----- Data to use -----
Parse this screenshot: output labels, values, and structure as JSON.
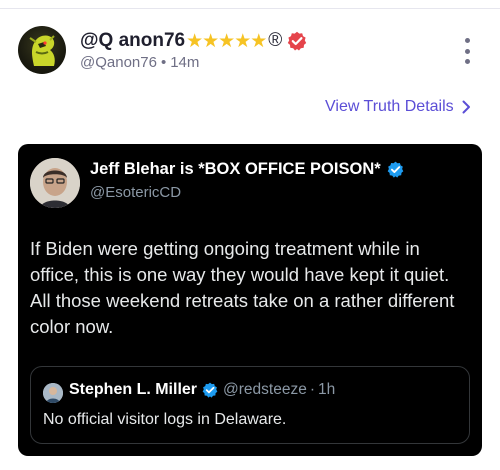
{
  "post": {
    "display_name": "@Q anon76",
    "stars": "★★★★★",
    "registered_mark": "®",
    "handle": "@Qanon76",
    "separator": "•",
    "time": "14m",
    "view_details_label": "View Truth Details"
  },
  "embed": {
    "author_name": "Jeff Blehar is *BOX OFFICE POISON*",
    "author_handle": "@EsotericCD",
    "text": "If Biden were getting ongoing treatment while in office, this is one way they would have kept it quiet. All those weekend retreats take on a rather different color now.",
    "quote": {
      "author_name": "Stephen L. Miller",
      "author_handle": "@redsteeze",
      "separator": "·",
      "time": "1h",
      "text": "No official visitor logs in Delaware."
    }
  },
  "colors": {
    "accent": "#5b4ed6",
    "verified_red": "#e5444b",
    "verified_blue": "#1d9bf0",
    "stars": "#f6c324"
  },
  "icons": [
    "avatar",
    "verified-badge-icon",
    "more-options-icon",
    "chevron-right-icon",
    "x-verified-icon"
  ]
}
-----
#### Job
Omit every picture, and otherwise quote the entries exactly.

#### Reply
Parse this screenshot: output labels, values, and structure as JSON.
{
  "post": {
    "display_name": "@Q anon76",
    "stars": "★★★★★",
    "registered_mark": "®",
    "handle": "@Qanon76",
    "separator": "•",
    "time": "14m",
    "view_details_label": "View Truth Details"
  },
  "embed": {
    "author_name": "Jeff Blehar is *BOX OFFICE POISON*",
    "author_handle": "@EsotericCD",
    "text": "If Biden were getting ongoing treatment while in office, this is one way they would have kept it quiet. All those weekend retreats take on a rather different color now.",
    "quote": {
      "author_name": "Stephen L. Miller",
      "author_handle": "@redsteeze",
      "separator": "·",
      "time": "1h",
      "text": "No official visitor logs in Delaware."
    }
  },
  "colors": {
    "accent": "#5b4ed6",
    "verified_red": "#e5444b",
    "verified_blue": "#1d9bf0",
    "stars": "#f6c324"
  },
  "icons": [
    "avatar",
    "verified-badge-icon",
    "more-options-icon",
    "chevron-right-icon",
    "x-verified-icon"
  ]
}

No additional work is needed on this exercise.